SET TASK
Each line below must be set down exactly; omit any image you find.

(Data entries)
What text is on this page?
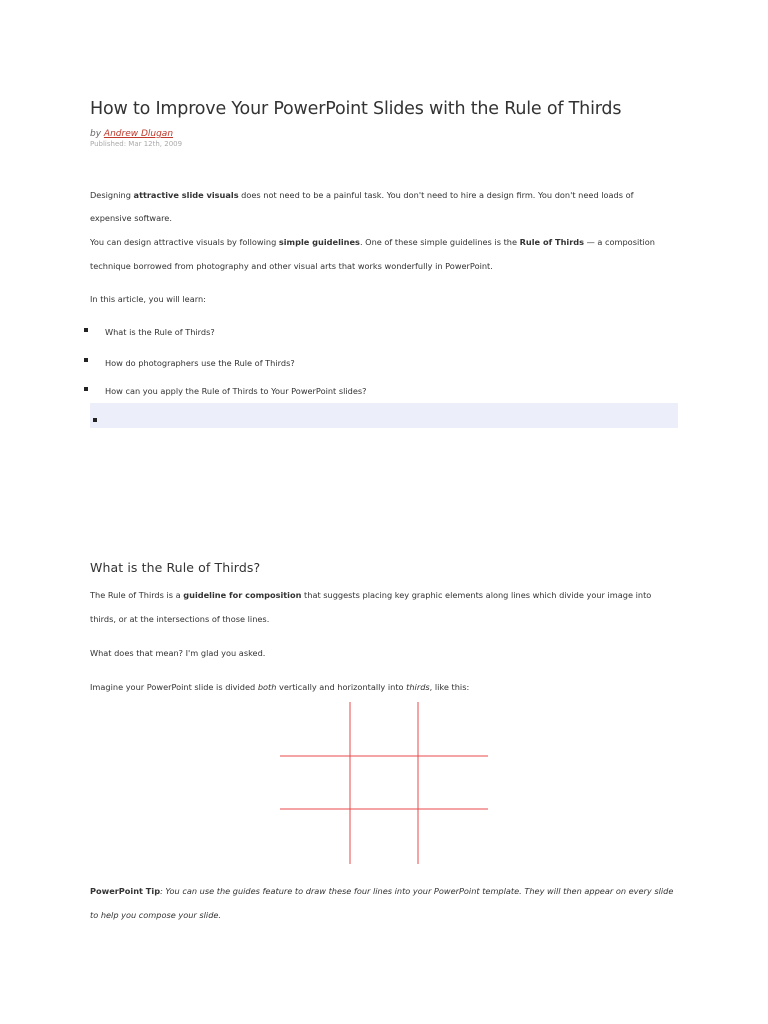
How to Improve Your PowerPoint Slides with the Rule of Thirds
by Andrew Dlugan
Published: Mar 12th, 2009
Designing attractive slide visuals does not need to be a painful task. You don't need to hire a design firm. You don't need loads of
expensive software.
You can design attractive visuals by following simple guidelines. One of these simple guidelines is the Rule of Thirds — a composition
technique borrowed from photography and other visual arts that works wonderfully in PowerPoint.
In this article, you will learn:
What is the Rule of Thirds?
How do photographers use the Rule of Thirds?
How can you apply the Rule of Thirds to Your PowerPoint slides?
What is the Rule of Thirds?
The Rule of Thirds is a guideline for composition that suggests placing key graphic elements along lines which divide your image into
thirds, or at the intersections of those lines.
What does that mean? I'm glad you asked.
Imagine your PowerPoint slide is divided both vertically and horizontally into thirds, like this:
PowerPoint Tip: You can use the guides feature to draw these four lines into your PowerPoint template. They will then appear on every slide
to help you compose your slide.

EXERCISE RESULT
What text is on this page?
How to Improve Your PowerPoint Slides with the Rule of Thirds
by Andrew Dlugan
Published: Mar 12th, 2009
Designing attractive slide visuals does not need to be a painful task. You don't need to hire a design firm. You don't need loads of
expensive software.
You can design attractive visuals by following simple guidelines. One of these simple guidelines is the Rule of Thirds — a composition
technique borrowed from photography and other visual arts that works wonderfully in PowerPoint.
In this article, you will learn:
What is the Rule of Thirds?
How do photographers use the Rule of Thirds?
How can you apply the Rule of Thirds to Your PowerPoint slides?
What is the Rule of Thirds?
The Rule of Thirds is a guideline for composition that suggests placing key graphic elements along lines which divide your image into
thirds, or at the intersections of those lines.
What does that mean? I'm glad you asked.
Imagine your PowerPoint slide is divided both vertically and horizontally into thirds, like this:
PowerPoint Tip: You can use the guides feature to draw these four lines into your PowerPoint template. They will then appear on every slide
to help you compose your slide.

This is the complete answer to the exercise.